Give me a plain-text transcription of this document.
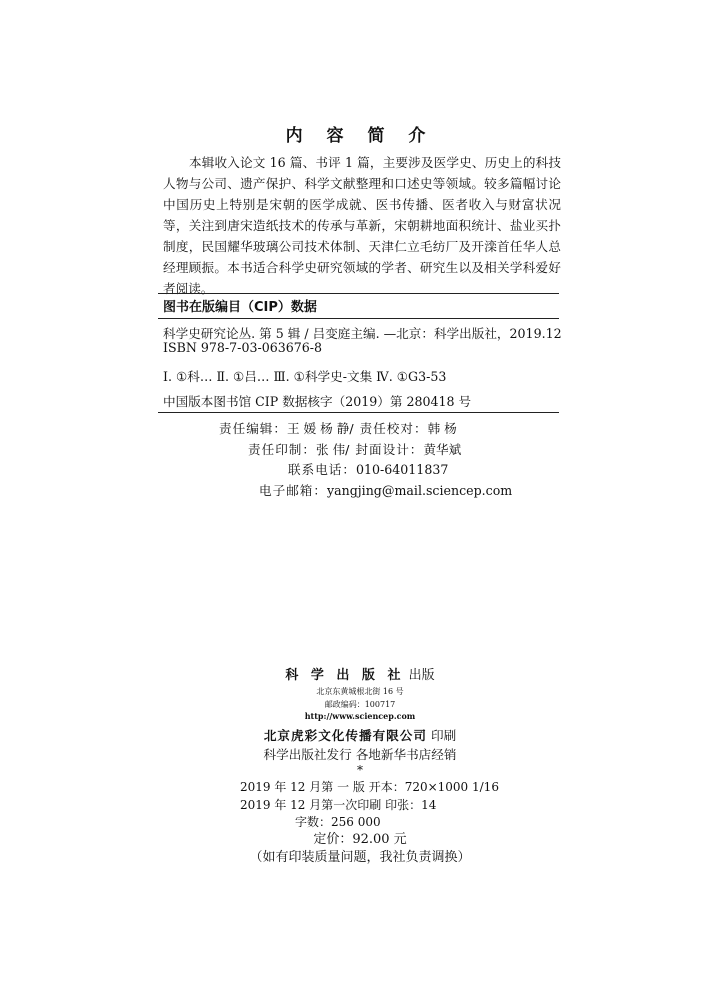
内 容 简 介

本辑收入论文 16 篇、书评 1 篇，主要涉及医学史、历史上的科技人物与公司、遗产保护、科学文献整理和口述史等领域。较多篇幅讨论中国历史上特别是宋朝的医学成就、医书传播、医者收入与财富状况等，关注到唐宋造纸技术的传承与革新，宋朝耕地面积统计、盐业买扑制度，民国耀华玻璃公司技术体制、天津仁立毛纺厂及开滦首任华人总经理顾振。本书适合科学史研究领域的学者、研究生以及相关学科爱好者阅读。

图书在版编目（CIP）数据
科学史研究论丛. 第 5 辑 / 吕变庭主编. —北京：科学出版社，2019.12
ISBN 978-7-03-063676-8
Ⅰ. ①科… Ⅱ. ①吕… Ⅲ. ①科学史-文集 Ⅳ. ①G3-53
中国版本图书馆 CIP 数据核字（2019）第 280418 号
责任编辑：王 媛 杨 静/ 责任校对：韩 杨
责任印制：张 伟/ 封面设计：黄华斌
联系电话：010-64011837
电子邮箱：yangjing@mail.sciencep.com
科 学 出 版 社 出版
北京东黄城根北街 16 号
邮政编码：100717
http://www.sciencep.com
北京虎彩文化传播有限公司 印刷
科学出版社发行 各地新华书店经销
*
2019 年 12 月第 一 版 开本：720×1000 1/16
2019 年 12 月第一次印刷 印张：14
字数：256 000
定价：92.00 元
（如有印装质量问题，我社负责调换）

----------------

### Goal
Pictures stay out; reproduce every line of the records exactly.

### Solution to this problem
Give me a plain-text transcription of this document.
内 容 简 介

本辑收入论文 16 篇、书评 1 篇，主要涉及医学史、历史上的科技人物与公司、遗产保护、科学文献整理和口述史等领域。较多篇幅讨论中国历史上特别是宋朝的医学成就、医书传播、医者收入与财富状况等，关注到唐宋造纸技术的传承与革新，宋朝耕地面积统计、盐业买扑制度，民国耀华玻璃公司技术体制、天津仁立毛纺厂及开滦首任华人总经理顾振。本书适合科学史研究领域的学者、研究生以及相关学科爱好者阅读。

图书在版编目（CIP）数据
科学史研究论丛. 第 5 辑 / 吕变庭主编. —北京：科学出版社，2019.12
ISBN 978-7-03-063676-8
Ⅰ. ①科… Ⅱ. ①吕… Ⅲ. ①科学史-文集 Ⅳ. ①G3-53
中国版本图书馆 CIP 数据核字（2019）第 280418 号
责任编辑：王 媛 杨 静/ 责任校对：韩 杨
责任印制：张 伟/ 封面设计：黄华斌
联系电话：010-64011837
电子邮箱：yangjing@mail.sciencep.com
科 学 出 版 社 出版
北京东黄城根北街 16 号
邮政编码：100717
http://www.sciencep.com
北京虎彩文化传播有限公司 印刷
科学出版社发行 各地新华书店经销
*
2019 年 12 月第 一 版 开本：720×1000 1/16
2019 年 12 月第一次印刷 印张：14
字数：256 000
定价：92.00 元
（如有印装质量问题，我社负责调换）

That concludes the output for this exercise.